Where the data below has the string "Error", return the whole line.

[Extracted records]

====================

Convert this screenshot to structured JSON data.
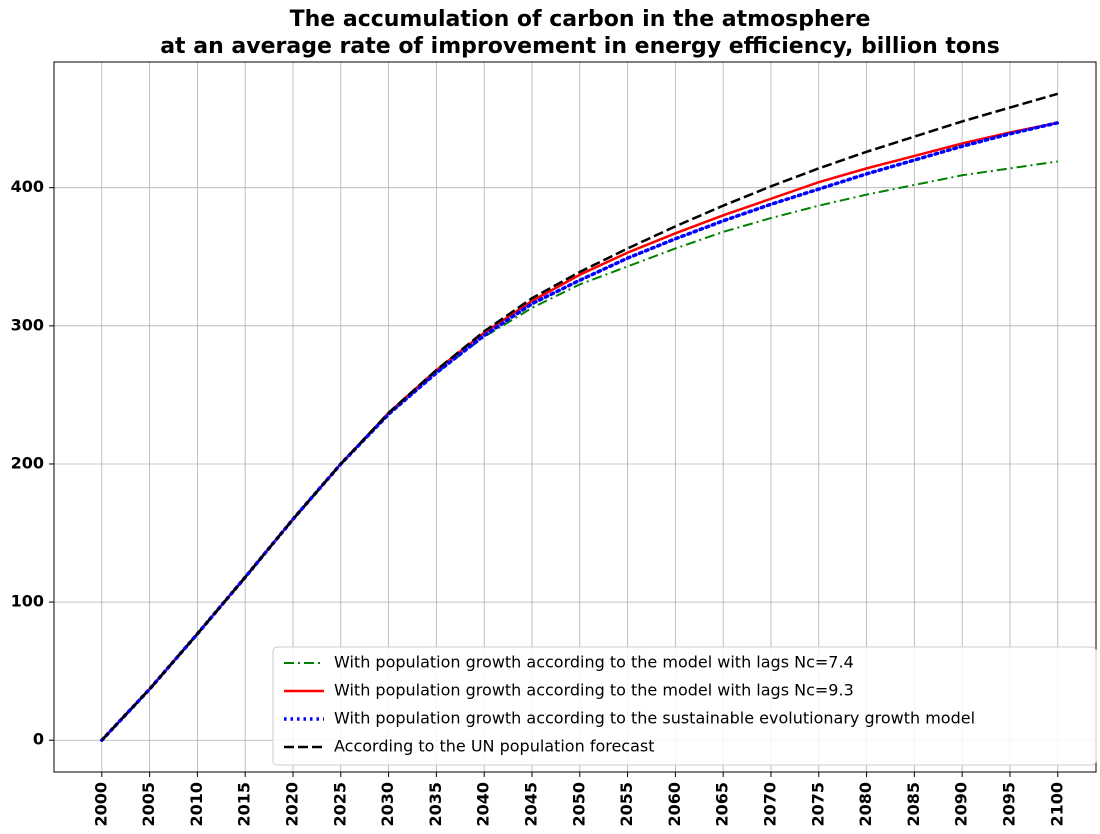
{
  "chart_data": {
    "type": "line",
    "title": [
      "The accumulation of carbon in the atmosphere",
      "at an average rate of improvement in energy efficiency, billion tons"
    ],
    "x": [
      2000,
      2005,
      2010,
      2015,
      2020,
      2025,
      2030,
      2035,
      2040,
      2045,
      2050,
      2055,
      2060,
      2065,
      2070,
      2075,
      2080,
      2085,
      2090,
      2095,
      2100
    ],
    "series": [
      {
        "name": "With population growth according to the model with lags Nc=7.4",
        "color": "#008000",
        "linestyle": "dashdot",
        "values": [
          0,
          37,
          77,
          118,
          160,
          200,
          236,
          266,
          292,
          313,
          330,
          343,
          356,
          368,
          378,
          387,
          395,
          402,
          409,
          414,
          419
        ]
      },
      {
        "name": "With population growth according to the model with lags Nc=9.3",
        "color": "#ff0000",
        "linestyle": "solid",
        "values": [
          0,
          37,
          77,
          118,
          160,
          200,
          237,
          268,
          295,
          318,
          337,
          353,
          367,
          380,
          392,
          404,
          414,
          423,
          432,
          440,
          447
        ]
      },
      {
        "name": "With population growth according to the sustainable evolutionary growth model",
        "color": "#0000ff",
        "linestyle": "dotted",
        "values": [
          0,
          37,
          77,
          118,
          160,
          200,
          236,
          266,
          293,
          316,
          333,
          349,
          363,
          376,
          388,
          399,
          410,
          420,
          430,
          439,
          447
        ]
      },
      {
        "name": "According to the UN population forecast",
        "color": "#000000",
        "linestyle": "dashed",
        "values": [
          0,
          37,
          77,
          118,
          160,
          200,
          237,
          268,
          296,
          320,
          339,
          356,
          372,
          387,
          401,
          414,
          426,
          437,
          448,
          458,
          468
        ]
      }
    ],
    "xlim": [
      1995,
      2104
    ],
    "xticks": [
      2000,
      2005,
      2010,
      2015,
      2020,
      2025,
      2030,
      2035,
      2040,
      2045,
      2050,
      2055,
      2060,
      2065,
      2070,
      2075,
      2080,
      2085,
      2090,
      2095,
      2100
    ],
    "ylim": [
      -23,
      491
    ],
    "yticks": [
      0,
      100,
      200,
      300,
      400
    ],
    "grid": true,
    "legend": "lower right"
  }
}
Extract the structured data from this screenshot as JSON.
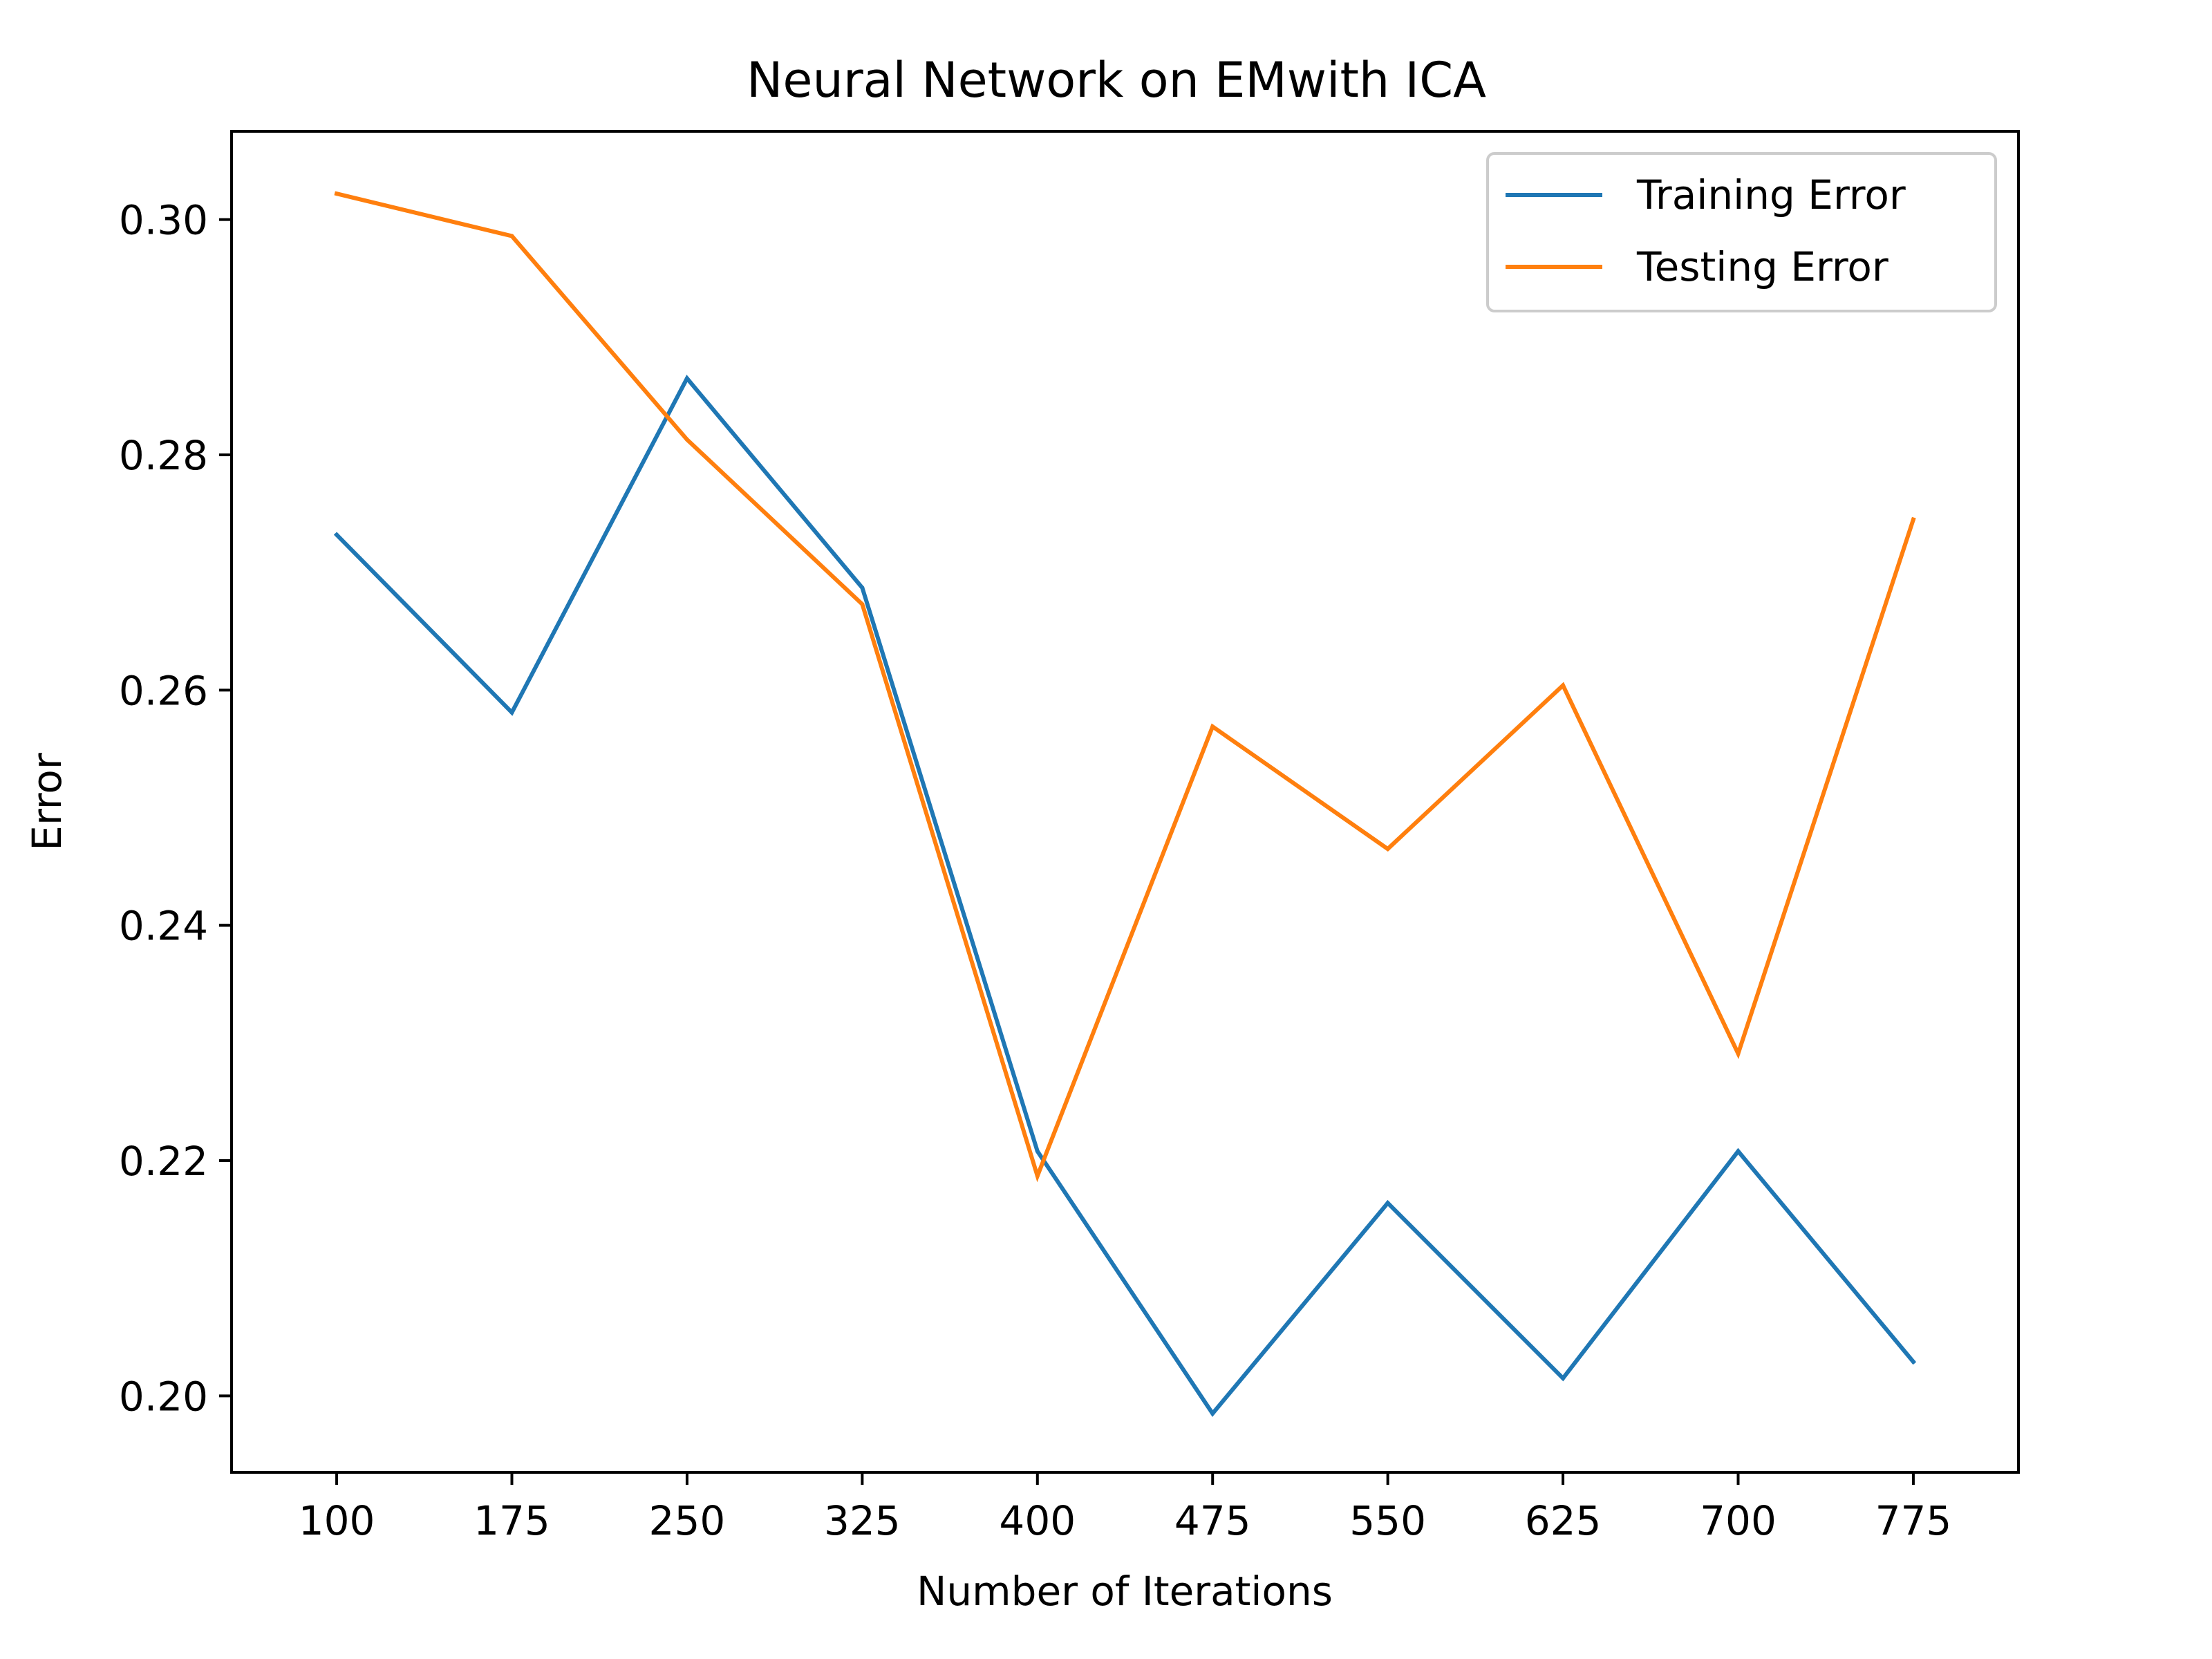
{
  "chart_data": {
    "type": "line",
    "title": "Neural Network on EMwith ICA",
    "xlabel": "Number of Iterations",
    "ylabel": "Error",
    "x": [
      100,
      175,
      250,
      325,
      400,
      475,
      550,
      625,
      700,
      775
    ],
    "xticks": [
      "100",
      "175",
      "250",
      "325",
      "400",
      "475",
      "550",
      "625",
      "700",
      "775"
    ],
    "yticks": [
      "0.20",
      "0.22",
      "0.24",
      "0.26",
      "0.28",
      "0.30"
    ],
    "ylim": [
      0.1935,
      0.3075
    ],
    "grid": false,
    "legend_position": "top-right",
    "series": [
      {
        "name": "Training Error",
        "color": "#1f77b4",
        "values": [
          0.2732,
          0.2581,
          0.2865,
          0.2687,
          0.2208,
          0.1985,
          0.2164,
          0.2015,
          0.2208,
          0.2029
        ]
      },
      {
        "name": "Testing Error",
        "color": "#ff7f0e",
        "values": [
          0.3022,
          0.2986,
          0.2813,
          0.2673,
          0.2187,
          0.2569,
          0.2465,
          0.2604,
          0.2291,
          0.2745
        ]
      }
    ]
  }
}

====================

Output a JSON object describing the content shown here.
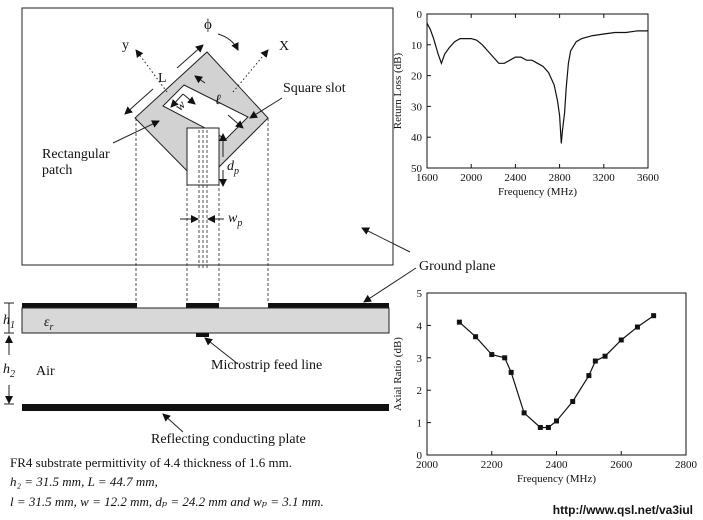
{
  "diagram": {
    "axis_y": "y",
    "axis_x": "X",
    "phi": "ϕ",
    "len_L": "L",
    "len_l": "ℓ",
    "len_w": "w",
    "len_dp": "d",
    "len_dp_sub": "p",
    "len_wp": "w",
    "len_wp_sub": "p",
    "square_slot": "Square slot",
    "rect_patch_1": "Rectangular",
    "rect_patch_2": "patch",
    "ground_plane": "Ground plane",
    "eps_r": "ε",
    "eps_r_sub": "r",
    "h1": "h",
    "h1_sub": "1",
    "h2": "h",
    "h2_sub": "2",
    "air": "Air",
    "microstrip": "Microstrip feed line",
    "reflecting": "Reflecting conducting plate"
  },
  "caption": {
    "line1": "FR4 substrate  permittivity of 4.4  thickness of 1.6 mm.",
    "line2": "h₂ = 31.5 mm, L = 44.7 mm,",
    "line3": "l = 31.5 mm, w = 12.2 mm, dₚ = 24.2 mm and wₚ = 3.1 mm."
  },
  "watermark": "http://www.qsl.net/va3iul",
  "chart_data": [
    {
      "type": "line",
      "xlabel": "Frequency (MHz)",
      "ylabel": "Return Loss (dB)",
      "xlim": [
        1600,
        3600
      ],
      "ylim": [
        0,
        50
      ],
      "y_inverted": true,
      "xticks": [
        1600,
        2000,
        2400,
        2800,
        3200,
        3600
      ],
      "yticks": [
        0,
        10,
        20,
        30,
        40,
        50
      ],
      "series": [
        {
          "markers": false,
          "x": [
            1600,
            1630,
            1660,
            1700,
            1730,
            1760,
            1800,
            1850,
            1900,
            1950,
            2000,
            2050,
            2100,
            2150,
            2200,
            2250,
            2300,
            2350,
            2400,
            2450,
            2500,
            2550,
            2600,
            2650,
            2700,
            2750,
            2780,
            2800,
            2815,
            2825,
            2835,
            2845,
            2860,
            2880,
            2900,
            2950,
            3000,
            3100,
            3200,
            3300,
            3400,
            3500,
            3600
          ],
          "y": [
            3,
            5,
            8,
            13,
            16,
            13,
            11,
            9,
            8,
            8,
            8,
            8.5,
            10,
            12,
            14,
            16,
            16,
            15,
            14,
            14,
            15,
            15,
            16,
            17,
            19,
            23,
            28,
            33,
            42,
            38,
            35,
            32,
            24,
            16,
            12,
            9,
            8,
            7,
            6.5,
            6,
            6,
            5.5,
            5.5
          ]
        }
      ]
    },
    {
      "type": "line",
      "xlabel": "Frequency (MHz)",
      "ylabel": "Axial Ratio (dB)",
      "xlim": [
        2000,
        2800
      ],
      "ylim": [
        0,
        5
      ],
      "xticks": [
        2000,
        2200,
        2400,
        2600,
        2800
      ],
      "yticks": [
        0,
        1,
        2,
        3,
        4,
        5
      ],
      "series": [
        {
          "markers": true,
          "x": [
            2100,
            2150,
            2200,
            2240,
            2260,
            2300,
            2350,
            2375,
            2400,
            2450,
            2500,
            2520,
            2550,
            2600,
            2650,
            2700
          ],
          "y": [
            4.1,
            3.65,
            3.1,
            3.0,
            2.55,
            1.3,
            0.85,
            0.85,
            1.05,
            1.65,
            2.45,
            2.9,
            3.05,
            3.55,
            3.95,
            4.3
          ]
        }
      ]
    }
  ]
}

====================

* Task answer *
    "ylabel": "Error",
        "name": "Training Error",
        "name": "Testing Error",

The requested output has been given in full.